CHALLENGE :: The entries are to be returned exactly, with images left out.
START
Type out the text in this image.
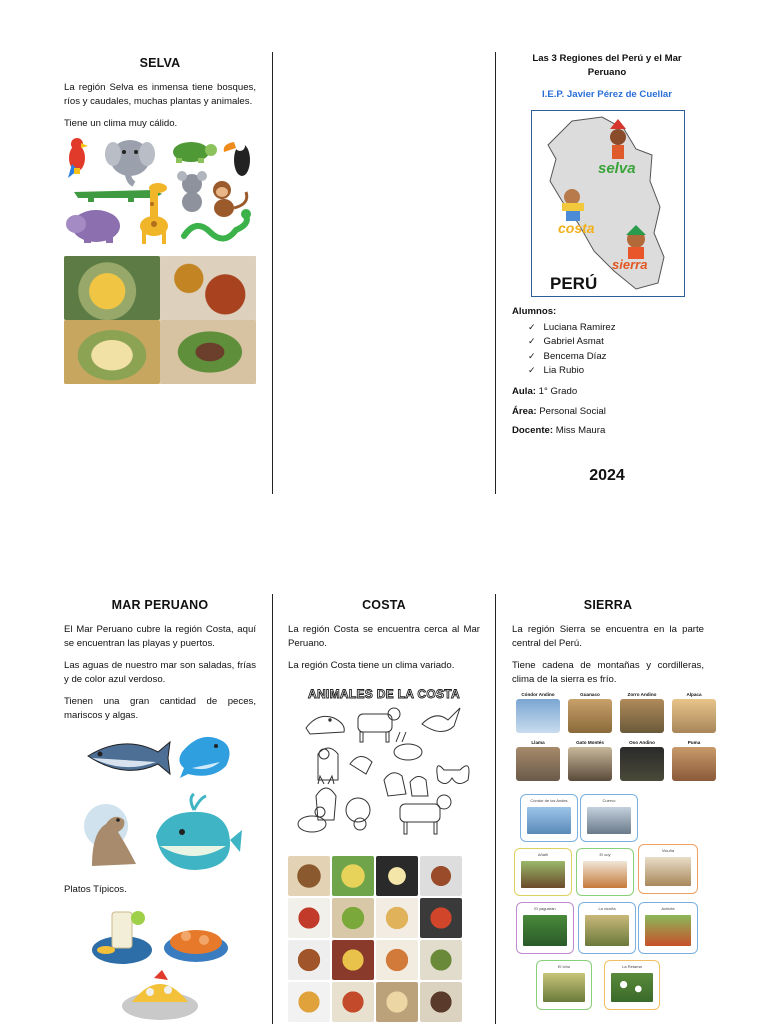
SELVA

La región Selva es inmensa tiene bosques, ríos y caudales, muchas plantas y animales.

Tiene un clima muy cálido.

Las 3 Regiones del Perú y el Mar
Peruano
I.E.P. Javier Pérez de Cuellar
selva
costa
sierra
PERÚ
Alumnos:
✓ Luciana Ramirez
✓ Gabriel Asmat
✓ Bencema Díaz
✓ Lia Rubio
Aula: 1° Grado
Área: Personal Social
Docente: Miss Maura
2024
MAR PERUANO

El Mar Peruano cubre la región Costa, aquí se encuentran las playas y puertos.

Las aguas de nuestro mar son saladas, frías y de color azul verdoso.

Tienen una gran cantidad de peces, mariscos y algas.

Platos Típicos.

COSTA

La región Costa se encuentra cerca al Mar Peruano.

La región Costa tiene un clima variado.

ANIMALES DE LA COSTA
SIERRA

La región Sierra se encuentra en la parte central del Perú.

Tiene cadena de montañas y cordilleras, clima de la sierra es frío.

Cóndor Andino	Guanaco	Zorro Andino	Alpaca
Llama	Gato Montés	Oso Andino	Puma
Cóndor de los Andes	Cuervo
Añañi	El cuy
Vicuña
El yaguarán	La vicuña	Achiote
El Ichu	La Retama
END
WORKED ANSWER ::
Type out the text in this image.
SELVA

La región Selva es inmensa tiene bosques, ríos y caudales, muchas plantas y animales.

Tiene un clima muy cálido.

Las 3 Regiones del Perú y el Mar
Peruano
I.E.P. Javier Pérez de Cuellar
selva
costa
sierra
PERÚ
Alumnos:
✓ Luciana Ramirez
✓ Gabriel Asmat
✓ Bencema Díaz
✓ Lia Rubio
Aula: 1° Grado
Área: Personal Social
Docente: Miss Maura
2024
MAR PERUANO

El Mar Peruano cubre la región Costa, aquí se encuentran las playas y puertos.

Las aguas de nuestro mar son saladas, frías y de color azul verdoso.

Tienen una gran cantidad de peces, mariscos y algas.

Platos Típicos.

COSTA

La región Costa se encuentra cerca al Mar Peruano.

La región Costa tiene un clima variado.

ANIMALES DE LA COSTA
SIERRA

La región Sierra se encuentra en la parte central del Perú.

Tiene cadena de montañas y cordilleras, clima de la sierra es frío.

Cóndor Andino	Guanaco	Zorro Andino	Alpaca
Llama	Gato Montés	Oso Andino	Puma
Cóndor de los Andes	Cuervo
Añañi	El cuy
Vicuña
El yaguarán	La vicuña	Achiote
El Ichu	La Retama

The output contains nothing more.